Track down the lines that contain "idealTree" and copy them.
** Start of Supplied information **
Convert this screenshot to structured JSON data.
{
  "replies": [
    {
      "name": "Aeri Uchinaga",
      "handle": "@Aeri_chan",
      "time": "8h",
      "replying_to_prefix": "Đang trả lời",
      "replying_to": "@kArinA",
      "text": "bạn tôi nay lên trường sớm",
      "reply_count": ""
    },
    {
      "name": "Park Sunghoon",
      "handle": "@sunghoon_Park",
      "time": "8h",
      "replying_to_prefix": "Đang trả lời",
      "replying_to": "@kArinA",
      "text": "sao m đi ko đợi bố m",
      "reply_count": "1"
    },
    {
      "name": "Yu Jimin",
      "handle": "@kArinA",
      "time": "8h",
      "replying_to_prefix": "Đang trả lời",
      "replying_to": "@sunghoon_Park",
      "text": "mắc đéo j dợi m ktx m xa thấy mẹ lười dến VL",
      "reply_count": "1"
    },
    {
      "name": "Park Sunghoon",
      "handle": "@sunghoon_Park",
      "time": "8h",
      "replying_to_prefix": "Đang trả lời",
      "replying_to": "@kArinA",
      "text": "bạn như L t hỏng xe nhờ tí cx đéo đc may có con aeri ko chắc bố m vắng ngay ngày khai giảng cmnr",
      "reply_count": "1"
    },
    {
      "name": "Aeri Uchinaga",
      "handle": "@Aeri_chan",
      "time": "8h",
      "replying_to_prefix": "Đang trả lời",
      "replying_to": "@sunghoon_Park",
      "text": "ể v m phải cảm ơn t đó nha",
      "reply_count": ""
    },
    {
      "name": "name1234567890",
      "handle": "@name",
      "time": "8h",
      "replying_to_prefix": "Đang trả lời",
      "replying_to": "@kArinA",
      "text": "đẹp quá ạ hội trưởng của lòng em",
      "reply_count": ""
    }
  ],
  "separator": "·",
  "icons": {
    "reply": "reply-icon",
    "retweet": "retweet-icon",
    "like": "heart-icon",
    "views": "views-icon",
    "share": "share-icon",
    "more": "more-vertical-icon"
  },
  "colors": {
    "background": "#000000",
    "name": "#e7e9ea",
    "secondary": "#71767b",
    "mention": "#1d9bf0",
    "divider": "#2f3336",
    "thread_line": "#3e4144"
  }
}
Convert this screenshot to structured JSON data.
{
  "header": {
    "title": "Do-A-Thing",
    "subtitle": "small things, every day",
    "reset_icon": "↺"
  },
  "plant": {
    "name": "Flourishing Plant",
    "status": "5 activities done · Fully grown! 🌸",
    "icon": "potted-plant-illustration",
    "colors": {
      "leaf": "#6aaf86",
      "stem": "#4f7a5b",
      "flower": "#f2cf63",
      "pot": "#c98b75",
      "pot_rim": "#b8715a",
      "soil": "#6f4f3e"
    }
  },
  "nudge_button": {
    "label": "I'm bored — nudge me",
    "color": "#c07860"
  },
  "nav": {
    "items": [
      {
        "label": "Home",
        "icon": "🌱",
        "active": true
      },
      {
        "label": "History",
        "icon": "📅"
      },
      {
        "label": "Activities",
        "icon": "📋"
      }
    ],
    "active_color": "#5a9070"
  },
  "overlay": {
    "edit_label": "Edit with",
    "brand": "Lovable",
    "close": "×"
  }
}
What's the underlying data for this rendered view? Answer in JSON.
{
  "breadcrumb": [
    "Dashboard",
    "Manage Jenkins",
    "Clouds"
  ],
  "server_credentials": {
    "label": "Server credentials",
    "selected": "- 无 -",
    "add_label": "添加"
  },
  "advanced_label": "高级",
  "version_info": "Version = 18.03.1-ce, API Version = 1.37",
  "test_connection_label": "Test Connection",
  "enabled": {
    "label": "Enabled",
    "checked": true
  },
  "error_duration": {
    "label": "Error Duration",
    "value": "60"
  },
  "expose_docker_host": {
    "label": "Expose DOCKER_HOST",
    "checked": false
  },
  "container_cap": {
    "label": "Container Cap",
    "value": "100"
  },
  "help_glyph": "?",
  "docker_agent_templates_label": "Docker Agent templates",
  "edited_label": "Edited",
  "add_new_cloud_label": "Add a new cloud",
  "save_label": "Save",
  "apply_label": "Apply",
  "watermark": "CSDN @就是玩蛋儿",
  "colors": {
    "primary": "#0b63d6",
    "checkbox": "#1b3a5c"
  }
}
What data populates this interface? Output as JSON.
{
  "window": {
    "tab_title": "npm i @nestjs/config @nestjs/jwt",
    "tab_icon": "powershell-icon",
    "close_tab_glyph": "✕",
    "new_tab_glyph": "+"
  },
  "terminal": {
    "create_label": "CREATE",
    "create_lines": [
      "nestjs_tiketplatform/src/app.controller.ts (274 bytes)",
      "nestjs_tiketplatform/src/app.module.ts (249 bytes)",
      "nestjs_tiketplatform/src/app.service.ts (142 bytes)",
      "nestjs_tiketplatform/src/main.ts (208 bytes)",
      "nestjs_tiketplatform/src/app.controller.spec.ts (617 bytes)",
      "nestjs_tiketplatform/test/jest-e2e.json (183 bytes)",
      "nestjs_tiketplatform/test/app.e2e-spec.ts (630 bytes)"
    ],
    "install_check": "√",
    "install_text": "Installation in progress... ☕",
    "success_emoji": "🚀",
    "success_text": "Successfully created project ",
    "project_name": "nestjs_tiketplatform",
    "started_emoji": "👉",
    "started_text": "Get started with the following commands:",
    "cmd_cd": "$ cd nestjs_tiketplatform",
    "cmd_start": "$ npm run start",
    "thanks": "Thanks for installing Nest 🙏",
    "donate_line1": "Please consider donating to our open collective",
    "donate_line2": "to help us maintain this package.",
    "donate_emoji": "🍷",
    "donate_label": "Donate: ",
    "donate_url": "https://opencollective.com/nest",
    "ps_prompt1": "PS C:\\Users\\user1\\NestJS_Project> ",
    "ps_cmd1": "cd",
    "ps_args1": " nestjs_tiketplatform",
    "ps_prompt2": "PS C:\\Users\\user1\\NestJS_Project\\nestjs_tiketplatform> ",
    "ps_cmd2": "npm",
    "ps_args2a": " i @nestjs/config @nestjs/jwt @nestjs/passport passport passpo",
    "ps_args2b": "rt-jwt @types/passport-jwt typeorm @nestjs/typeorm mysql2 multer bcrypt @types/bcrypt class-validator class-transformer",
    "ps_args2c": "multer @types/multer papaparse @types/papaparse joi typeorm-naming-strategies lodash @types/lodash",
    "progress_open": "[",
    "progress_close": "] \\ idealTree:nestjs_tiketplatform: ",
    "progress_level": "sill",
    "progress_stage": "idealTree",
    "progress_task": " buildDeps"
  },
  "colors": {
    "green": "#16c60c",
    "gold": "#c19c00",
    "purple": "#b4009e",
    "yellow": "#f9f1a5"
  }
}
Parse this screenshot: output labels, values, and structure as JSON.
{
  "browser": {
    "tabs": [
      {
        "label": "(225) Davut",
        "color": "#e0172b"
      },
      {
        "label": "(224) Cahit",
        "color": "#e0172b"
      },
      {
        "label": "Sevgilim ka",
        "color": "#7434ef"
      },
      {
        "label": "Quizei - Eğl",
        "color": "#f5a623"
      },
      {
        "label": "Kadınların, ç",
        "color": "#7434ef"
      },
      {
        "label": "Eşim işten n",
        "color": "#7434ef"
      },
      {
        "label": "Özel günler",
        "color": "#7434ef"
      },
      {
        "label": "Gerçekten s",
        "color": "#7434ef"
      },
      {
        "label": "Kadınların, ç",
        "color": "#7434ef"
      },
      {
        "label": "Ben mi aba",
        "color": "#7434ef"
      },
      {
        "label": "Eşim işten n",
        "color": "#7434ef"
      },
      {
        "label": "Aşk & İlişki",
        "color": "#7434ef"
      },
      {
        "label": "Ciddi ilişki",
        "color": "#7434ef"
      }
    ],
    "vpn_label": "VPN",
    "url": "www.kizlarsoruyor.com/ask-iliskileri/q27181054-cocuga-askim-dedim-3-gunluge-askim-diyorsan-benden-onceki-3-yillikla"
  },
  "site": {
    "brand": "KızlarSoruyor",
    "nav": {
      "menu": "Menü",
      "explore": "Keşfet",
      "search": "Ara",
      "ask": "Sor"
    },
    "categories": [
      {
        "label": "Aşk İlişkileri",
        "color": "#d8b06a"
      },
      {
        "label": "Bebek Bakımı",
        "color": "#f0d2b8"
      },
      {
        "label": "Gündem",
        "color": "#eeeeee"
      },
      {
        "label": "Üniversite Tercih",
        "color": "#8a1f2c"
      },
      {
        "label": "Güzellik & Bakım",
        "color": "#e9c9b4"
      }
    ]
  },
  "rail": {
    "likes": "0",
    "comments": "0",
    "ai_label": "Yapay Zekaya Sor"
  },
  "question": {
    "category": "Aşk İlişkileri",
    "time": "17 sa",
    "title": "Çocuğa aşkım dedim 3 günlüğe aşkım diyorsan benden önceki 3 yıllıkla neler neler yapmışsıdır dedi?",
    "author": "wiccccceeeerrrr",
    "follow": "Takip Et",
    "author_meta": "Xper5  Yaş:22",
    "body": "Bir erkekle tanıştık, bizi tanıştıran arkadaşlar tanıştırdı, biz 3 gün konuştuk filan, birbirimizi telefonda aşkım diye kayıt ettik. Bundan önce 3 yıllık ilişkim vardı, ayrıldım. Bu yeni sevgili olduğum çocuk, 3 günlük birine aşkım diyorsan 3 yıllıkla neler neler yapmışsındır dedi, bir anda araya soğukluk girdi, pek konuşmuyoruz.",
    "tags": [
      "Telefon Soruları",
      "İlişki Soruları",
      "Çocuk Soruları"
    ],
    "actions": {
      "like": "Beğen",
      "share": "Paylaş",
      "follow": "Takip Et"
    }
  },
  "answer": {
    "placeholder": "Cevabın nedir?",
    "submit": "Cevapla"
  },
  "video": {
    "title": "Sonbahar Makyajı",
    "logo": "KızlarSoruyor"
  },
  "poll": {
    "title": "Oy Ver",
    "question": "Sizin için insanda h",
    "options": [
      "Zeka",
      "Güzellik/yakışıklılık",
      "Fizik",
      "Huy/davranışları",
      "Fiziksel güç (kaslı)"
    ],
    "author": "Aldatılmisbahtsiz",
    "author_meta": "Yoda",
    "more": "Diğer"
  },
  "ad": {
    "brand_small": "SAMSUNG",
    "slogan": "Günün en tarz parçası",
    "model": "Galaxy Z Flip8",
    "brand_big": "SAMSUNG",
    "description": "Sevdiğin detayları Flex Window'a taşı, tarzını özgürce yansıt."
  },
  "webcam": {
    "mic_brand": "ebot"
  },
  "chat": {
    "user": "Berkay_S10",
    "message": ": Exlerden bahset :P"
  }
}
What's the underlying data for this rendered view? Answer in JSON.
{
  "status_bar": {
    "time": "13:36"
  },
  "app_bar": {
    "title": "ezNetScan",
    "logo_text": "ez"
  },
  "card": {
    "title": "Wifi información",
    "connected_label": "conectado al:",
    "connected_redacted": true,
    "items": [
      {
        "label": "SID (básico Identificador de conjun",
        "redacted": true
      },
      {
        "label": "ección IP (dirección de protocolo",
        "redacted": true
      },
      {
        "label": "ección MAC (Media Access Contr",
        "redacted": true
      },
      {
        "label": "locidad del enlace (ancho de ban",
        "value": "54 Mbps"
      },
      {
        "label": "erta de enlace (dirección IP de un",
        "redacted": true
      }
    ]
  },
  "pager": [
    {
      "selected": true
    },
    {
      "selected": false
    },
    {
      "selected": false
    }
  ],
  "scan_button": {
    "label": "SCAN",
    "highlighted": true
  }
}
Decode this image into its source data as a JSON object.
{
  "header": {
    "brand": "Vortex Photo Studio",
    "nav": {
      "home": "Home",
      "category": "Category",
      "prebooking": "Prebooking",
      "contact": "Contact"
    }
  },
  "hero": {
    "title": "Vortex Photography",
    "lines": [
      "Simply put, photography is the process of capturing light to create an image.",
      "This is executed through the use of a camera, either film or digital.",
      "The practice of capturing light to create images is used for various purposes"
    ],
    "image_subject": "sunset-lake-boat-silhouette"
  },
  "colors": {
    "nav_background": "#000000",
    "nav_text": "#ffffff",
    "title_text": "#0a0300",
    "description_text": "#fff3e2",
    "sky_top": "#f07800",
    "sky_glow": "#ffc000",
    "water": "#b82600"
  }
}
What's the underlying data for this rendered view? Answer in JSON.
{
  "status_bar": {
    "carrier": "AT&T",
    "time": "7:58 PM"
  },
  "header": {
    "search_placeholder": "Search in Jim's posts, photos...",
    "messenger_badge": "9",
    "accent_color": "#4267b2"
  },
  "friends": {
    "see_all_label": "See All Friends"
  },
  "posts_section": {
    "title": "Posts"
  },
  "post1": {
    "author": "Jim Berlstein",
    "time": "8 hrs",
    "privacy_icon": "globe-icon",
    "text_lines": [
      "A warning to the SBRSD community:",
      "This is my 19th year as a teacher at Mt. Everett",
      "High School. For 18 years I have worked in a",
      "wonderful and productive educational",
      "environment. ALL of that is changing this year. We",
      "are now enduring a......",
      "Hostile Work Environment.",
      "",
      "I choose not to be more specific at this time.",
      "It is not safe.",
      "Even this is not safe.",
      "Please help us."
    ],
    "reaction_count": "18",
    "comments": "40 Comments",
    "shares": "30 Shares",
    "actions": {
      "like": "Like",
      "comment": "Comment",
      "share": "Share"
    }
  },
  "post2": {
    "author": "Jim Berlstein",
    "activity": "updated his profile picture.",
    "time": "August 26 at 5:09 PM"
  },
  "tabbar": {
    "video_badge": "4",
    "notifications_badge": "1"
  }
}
** End of Supplied information **
Answer in full:
    "progress_close": "] \\ idealTree:nestjs_tiketplatform: ",
    "progress_stage": "idealTree",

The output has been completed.